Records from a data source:
════════════════

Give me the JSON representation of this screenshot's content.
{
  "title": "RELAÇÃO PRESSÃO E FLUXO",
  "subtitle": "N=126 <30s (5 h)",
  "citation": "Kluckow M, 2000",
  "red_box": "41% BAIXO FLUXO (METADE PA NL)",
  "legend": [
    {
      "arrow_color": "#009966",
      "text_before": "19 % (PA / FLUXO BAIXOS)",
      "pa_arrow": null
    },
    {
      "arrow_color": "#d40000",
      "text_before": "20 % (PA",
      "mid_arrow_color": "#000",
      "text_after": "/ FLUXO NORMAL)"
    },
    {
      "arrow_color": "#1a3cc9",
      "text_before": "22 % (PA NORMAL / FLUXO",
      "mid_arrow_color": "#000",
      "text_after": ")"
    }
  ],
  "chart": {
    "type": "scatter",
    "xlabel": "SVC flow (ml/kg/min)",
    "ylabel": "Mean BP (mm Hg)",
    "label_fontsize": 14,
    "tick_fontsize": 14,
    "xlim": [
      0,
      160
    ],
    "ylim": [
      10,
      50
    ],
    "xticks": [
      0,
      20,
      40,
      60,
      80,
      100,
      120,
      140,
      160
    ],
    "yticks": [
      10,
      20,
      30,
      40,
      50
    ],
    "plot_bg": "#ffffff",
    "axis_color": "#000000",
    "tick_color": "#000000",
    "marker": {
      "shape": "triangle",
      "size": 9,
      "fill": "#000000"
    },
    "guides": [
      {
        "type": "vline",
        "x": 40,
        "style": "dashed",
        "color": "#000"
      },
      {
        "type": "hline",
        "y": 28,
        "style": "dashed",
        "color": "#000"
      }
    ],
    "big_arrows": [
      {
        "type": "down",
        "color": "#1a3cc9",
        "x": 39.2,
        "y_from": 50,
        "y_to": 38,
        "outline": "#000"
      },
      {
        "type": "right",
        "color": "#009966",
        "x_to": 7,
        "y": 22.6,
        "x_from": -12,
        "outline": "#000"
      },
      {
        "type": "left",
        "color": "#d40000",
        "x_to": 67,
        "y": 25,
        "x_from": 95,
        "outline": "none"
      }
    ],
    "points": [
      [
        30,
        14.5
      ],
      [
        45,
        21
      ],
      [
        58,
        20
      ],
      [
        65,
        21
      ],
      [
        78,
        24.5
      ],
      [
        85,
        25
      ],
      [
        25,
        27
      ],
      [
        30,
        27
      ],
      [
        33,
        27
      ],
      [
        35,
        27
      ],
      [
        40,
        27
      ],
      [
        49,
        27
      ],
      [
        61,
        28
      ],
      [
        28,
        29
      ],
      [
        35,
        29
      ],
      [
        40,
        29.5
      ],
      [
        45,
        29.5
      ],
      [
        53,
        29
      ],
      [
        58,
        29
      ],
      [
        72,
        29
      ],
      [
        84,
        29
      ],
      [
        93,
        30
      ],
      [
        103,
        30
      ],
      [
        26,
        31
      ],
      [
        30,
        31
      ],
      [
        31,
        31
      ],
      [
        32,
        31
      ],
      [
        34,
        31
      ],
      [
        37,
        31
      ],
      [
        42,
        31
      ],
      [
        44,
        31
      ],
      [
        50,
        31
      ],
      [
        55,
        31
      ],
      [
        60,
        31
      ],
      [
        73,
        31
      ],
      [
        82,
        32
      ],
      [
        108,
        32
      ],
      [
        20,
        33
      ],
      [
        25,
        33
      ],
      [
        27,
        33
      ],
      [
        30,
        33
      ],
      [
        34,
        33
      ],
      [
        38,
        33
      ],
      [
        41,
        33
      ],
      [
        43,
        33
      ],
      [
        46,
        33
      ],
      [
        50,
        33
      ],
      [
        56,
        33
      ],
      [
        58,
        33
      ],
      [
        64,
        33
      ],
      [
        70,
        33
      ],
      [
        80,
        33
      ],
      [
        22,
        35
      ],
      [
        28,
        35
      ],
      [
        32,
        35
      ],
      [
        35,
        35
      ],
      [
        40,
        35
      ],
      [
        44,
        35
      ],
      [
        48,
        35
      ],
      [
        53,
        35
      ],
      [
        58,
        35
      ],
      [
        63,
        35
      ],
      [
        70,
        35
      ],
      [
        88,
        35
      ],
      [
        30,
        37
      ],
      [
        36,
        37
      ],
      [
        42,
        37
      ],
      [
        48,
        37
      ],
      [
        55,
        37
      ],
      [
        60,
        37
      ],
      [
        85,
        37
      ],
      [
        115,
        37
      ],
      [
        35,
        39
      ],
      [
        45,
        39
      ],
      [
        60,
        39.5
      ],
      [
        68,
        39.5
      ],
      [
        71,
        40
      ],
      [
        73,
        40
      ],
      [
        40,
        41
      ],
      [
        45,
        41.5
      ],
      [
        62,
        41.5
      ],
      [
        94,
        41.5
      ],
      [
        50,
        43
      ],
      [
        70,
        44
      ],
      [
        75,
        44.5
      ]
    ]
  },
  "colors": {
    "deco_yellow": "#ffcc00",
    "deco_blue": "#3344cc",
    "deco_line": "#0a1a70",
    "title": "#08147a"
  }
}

════════════════

Output the whole listing above again, word for word.

_Solved exercise_.
Give me the JSON representation of this screenshot's content.
{
  "title": "RELAÇÃO PRESSÃO E FLUXO",
  "subtitle": "N=126 <30s (5 h)",
  "citation": "Kluckow M, 2000",
  "red_box": "41% BAIXO FLUXO (METADE PA NL)",
  "legend": [
    {
      "arrow_color": "#009966",
      "text_before": "19 % (PA / FLUXO BAIXOS)",
      "pa_arrow": null
    },
    {
      "arrow_color": "#d40000",
      "text_before": "20 % (PA",
      "mid_arrow_color": "#000",
      "text_after": "/ FLUXO NORMAL)"
    },
    {
      "arrow_color": "#1a3cc9",
      "text_before": "22 % (PA NORMAL / FLUXO",
      "mid_arrow_color": "#000",
      "text_after": ")"
    }
  ],
  "chart": {
    "type": "scatter",
    "xlabel": "SVC flow (ml/kg/min)",
    "ylabel": "Mean BP (mm Hg)",
    "label_fontsize": 14,
    "tick_fontsize": 14,
    "xlim": [
      0,
      160
    ],
    "ylim": [
      10,
      50
    ],
    "xticks": [
      0,
      20,
      40,
      60,
      80,
      100,
      120,
      140,
      160
    ],
    "yticks": [
      10,
      20,
      30,
      40,
      50
    ],
    "plot_bg": "#ffffff",
    "axis_color": "#000000",
    "tick_color": "#000000",
    "marker": {
      "shape": "triangle",
      "size": 9,
      "fill": "#000000"
    },
    "guides": [
      {
        "type": "vline",
        "x": 40,
        "style": "dashed",
        "color": "#000"
      },
      {
        "type": "hline",
        "y": 28,
        "style": "dashed",
        "color": "#000"
      }
    ],
    "big_arrows": [
      {
        "type": "down",
        "color": "#1a3cc9",
        "x": 39.2,
        "y_from": 50,
        "y_to": 38,
        "outline": "#000"
      },
      {
        "type": "right",
        "color": "#009966",
        "x_to": 7,
        "y": 22.6,
        "x_from": -12,
        "outline": "#000"
      },
      {
        "type": "left",
        "color": "#d40000",
        "x_to": 67,
        "y": 25,
        "x_from": 95,
        "outline": "none"
      }
    ],
    "points": [
      [
        30,
        14.5
      ],
      [
        45,
        21
      ],
      [
        58,
        20
      ],
      [
        65,
        21
      ],
      [
        78,
        24.5
      ],
      [
        85,
        25
      ],
      [
        25,
        27
      ],
      [
        30,
        27
      ],
      [
        33,
        27
      ],
      [
        35,
        27
      ],
      [
        40,
        27
      ],
      [
        49,
        27
      ],
      [
        61,
        28
      ],
      [
        28,
        29
      ],
      [
        35,
        29
      ],
      [
        40,
        29.5
      ],
      [
        45,
        29.5
      ],
      [
        53,
        29
      ],
      [
        58,
        29
      ],
      [
        72,
        29
      ],
      [
        84,
        29
      ],
      [
        93,
        30
      ],
      [
        103,
        30
      ],
      [
        26,
        31
      ],
      [
        30,
        31
      ],
      [
        31,
        31
      ],
      [
        32,
        31
      ],
      [
        34,
        31
      ],
      [
        37,
        31
      ],
      [
        42,
        31
      ],
      [
        44,
        31
      ],
      [
        50,
        31
      ],
      [
        55,
        31
      ],
      [
        60,
        31
      ],
      [
        73,
        31
      ],
      [
        82,
        32
      ],
      [
        108,
        32
      ],
      [
        20,
        33
      ],
      [
        25,
        33
      ],
      [
        27,
        33
      ],
      [
        30,
        33
      ],
      [
        34,
        33
      ],
      [
        38,
        33
      ],
      [
        41,
        33
      ],
      [
        43,
        33
      ],
      [
        46,
        33
      ],
      [
        50,
        33
      ],
      [
        56,
        33
      ],
      [
        58,
        33
      ],
      [
        64,
        33
      ],
      [
        70,
        33
      ],
      [
        80,
        33
      ],
      [
        22,
        35
      ],
      [
        28,
        35
      ],
      [
        32,
        35
      ],
      [
        35,
        35
      ],
      [
        40,
        35
      ],
      [
        44,
        35
      ],
      [
        48,
        35
      ],
      [
        53,
        35
      ],
      [
        58,
        35
      ],
      [
        63,
        35
      ],
      [
        70,
        35
      ],
      [
        88,
        35
      ],
      [
        30,
        37
      ],
      [
        36,
        37
      ],
      [
        42,
        37
      ],
      [
        48,
        37
      ],
      [
        55,
        37
      ],
      [
        60,
        37
      ],
      [
        85,
        37
      ],
      [
        115,
        37
      ],
      [
        35,
        39
      ],
      [
        45,
        39
      ],
      [
        60,
        39.5
      ],
      [
        68,
        39.5
      ],
      [
        71,
        40
      ],
      [
        73,
        40
      ],
      [
        40,
        41
      ],
      [
        45,
        41.5
      ],
      [
        62,
        41.5
      ],
      [
        94,
        41.5
      ],
      [
        50,
        43
      ],
      [
        70,
        44
      ],
      [
        75,
        44.5
      ]
    ]
  },
  "colors": {
    "deco_yellow": "#ffcc00",
    "deco_blue": "#3344cc",
    "deco_line": "#0a1a70",
    "title": "#08147a"
  }
}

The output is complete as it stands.